Transcribe everything in the data word for word. Pictures are left out.

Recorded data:
━━━
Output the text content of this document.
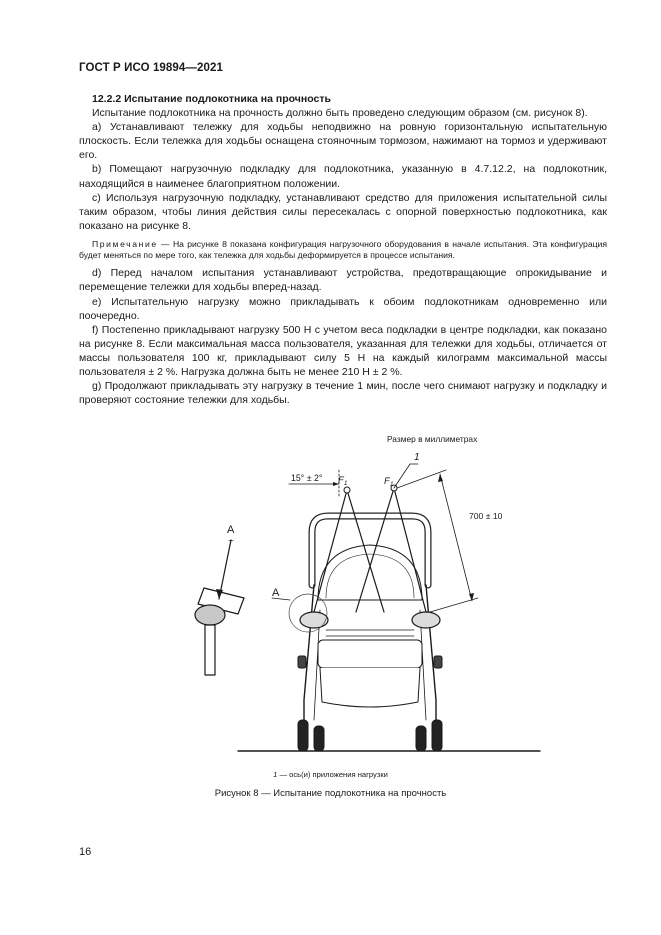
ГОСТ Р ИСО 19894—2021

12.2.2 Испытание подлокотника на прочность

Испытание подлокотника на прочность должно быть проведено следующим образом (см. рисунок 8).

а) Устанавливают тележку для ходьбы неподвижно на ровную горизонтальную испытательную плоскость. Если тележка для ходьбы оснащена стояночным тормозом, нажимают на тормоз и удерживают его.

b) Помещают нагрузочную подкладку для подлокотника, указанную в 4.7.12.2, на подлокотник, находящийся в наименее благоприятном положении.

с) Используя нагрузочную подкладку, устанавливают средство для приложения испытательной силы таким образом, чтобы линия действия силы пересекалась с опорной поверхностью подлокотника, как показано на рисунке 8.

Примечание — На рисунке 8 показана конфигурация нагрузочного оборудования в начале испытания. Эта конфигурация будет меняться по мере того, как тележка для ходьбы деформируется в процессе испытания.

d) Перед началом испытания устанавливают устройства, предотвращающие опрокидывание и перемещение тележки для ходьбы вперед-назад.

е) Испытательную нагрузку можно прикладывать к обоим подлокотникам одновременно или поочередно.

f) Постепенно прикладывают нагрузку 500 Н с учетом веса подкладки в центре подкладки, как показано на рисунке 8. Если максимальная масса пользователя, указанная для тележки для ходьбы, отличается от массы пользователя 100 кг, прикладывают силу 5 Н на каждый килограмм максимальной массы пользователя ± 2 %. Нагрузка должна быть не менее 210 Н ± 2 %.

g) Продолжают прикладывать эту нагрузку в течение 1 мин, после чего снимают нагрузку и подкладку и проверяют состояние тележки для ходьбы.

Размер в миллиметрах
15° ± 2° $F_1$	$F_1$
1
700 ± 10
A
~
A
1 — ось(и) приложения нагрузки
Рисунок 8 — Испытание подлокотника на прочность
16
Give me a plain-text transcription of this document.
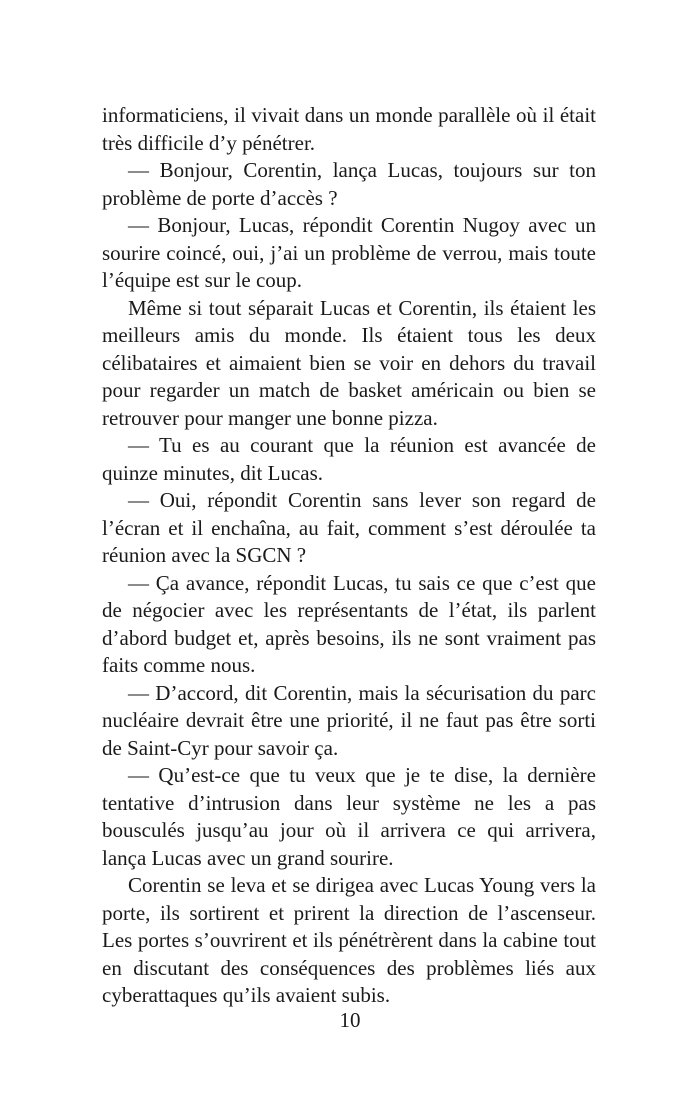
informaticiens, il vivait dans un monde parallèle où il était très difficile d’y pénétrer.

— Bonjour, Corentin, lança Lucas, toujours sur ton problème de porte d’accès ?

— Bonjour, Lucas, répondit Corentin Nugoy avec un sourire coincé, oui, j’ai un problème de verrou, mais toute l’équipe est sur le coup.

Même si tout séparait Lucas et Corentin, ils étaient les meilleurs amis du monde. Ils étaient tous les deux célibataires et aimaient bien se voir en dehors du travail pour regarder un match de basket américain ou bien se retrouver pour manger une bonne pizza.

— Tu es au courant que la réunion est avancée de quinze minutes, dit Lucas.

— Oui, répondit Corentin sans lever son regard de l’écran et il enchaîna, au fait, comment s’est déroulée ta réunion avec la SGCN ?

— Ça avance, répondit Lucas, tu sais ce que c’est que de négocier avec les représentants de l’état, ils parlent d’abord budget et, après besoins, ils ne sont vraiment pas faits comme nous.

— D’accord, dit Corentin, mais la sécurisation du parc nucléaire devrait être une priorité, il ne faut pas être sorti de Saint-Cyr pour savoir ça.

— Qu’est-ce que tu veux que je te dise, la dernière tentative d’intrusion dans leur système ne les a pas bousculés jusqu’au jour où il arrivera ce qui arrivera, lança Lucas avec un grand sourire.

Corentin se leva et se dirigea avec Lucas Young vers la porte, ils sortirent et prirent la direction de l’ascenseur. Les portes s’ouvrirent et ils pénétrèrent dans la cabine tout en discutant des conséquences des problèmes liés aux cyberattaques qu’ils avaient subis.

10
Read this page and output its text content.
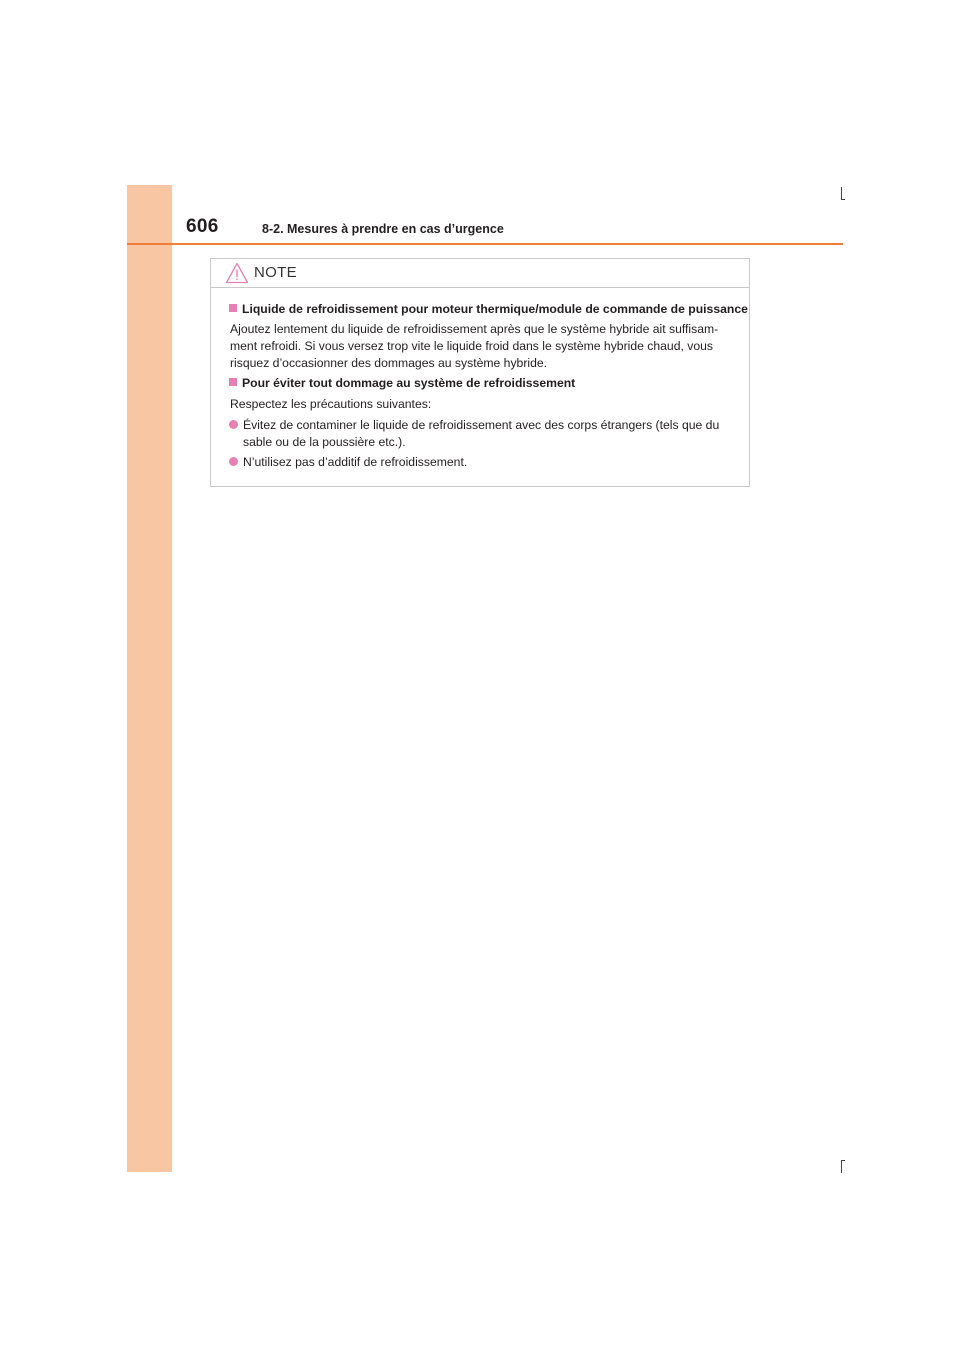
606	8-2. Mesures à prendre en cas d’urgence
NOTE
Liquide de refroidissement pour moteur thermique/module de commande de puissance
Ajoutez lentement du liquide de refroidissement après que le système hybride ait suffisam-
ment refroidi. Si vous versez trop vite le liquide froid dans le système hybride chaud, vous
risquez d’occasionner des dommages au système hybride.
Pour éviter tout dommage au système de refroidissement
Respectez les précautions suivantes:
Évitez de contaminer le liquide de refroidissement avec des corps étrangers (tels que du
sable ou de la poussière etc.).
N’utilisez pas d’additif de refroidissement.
━━━
→ **Task response**:
Output the text content of this document.
ГОСТ Р ИСО 19894—2021

12.2.2 Испытание подлокотника на прочность

Испытание подлокотника на прочность должно быть проведено следующим образом (см. рисунок 8).

а) Устанавливают тележку для ходьбы неподвижно на ровную горизонтальную испытательную плоскость. Если тележка для ходьбы оснащена стояночным тормозом, нажимают на тормоз и удерживают его.

b) Помещают нагрузочную подкладку для подлокотника, указанную в 4.7.12.2, на подлокотник, находящийся в наименее благоприятном положении.

с) Используя нагрузочную подкладку, устанавливают средство для приложения испытательной силы таким образом, чтобы линия действия силы пересекалась с опорной поверхностью подлокотника, как показано на рисунке 8.

Примечание — На рисунке 8 показана конфигурация нагрузочного оборудования в начале испытания. Эта конфигурация будет меняться по мере того, как тележка для ходьбы деформируется в процессе испытания.

d) Перед началом испытания устанавливают устройства, предотвращающие опрокидывание и перемещение тележки для ходьбы вперед-назад.

е) Испытательную нагрузку можно прикладывать к обоим подлокотникам одновременно или поочередно.

f) Постепенно прикладывают нагрузку 500 Н с учетом веса подкладки в центре подкладки, как показано на рисунке 8. Если максимальная масса пользователя, указанная для тележки для ходьбы, отличается от массы пользователя 100 кг, прикладывают силу 5 Н на каждый килограмм максимальной массы пользователя ± 2 %. Нагрузка должна быть не менее 210 Н ± 2 %.

g) Продолжают прикладывать эту нагрузку в течение 1 мин, после чего снимают нагрузку и подкладку и проверяют состояние тележки для ходьбы.

Размер в миллиметрах
15° ± 2° $F_1$	$F_1$
1
700 ± 10
A
~
A
1 — ось(и) приложения нагрузки
Рисунок 8 — Испытание подлокотника на прочность
16
Give me a plain-text transcription of this document.
informaticiens, il vivait dans un monde parallèle où il était très difficile d’y pénétrer.

— Bonjour, Corentin, lança Lucas, toujours sur ton problème de porte d’accès ?

— Bonjour, Lucas, répondit Corentin Nugoy avec un sourire coincé, oui, j’ai un problème de verrou, mais toute l’équipe est sur le coup.

Même si tout séparait Lucas et Corentin, ils étaient les meilleurs amis du monde. Ils étaient tous les deux célibataires et aimaient bien se voir en dehors du travail pour regarder un match de basket américain ou bien se retrouver pour manger une bonne pizza.

— Tu es au courant que la réunion est avancée de quinze minutes, dit Lucas.

— Oui, répondit Corentin sans lever son regard de l’écran et il enchaîna, au fait, comment s’est déroulée ta réunion avec la SGCN ?

— Ça avance, répondit Lucas, tu sais ce que c’est que de négocier avec les représentants de l’état, ils parlent d’abord budget et, après besoins, ils ne sont vraiment pas faits comme nous.

— D’accord, dit Corentin, mais la sécurisation du parc nucléaire devrait être une priorité, il ne faut pas être sorti de Saint-Cyr pour savoir ça.

— Qu’est-ce que tu veux que je te dise, la dernière tentative d’intrusion dans leur système ne les a pas bousculés jusqu’au jour où il arrivera ce qui arrivera, lança Lucas avec un grand sourire.

Corentin se leva et se dirigea avec Lucas Young vers la porte, ils sortirent et prirent la direction de l’ascenseur. Les portes s’ouvrirent et ils pénétrèrent dans la cabine tout en discutant des conséquences des problèmes liés aux cyberattaques qu’ils avaient subis.

10
Read this page and output its text content.
606	8-2. Mesures à prendre en cas d’urgence
NOTE
Liquide de refroidissement pour moteur thermique/module de commande de puissance
Ajoutez lentement du liquide de refroidissement après que le système hybride ait suffisam-
ment refroidi. Si vous versez trop vite le liquide froid dans le système hybride chaud, vous
risquez d’occasionner des dommages au système hybride.
Pour éviter tout dommage au système de refroidissement
Respectez les précautions suivantes:
Évitez de contaminer le liquide de refroidissement avec des corps étrangers (tels que du
sable ou de la poussière etc.).
N’utilisez pas d’additif de refroidissement.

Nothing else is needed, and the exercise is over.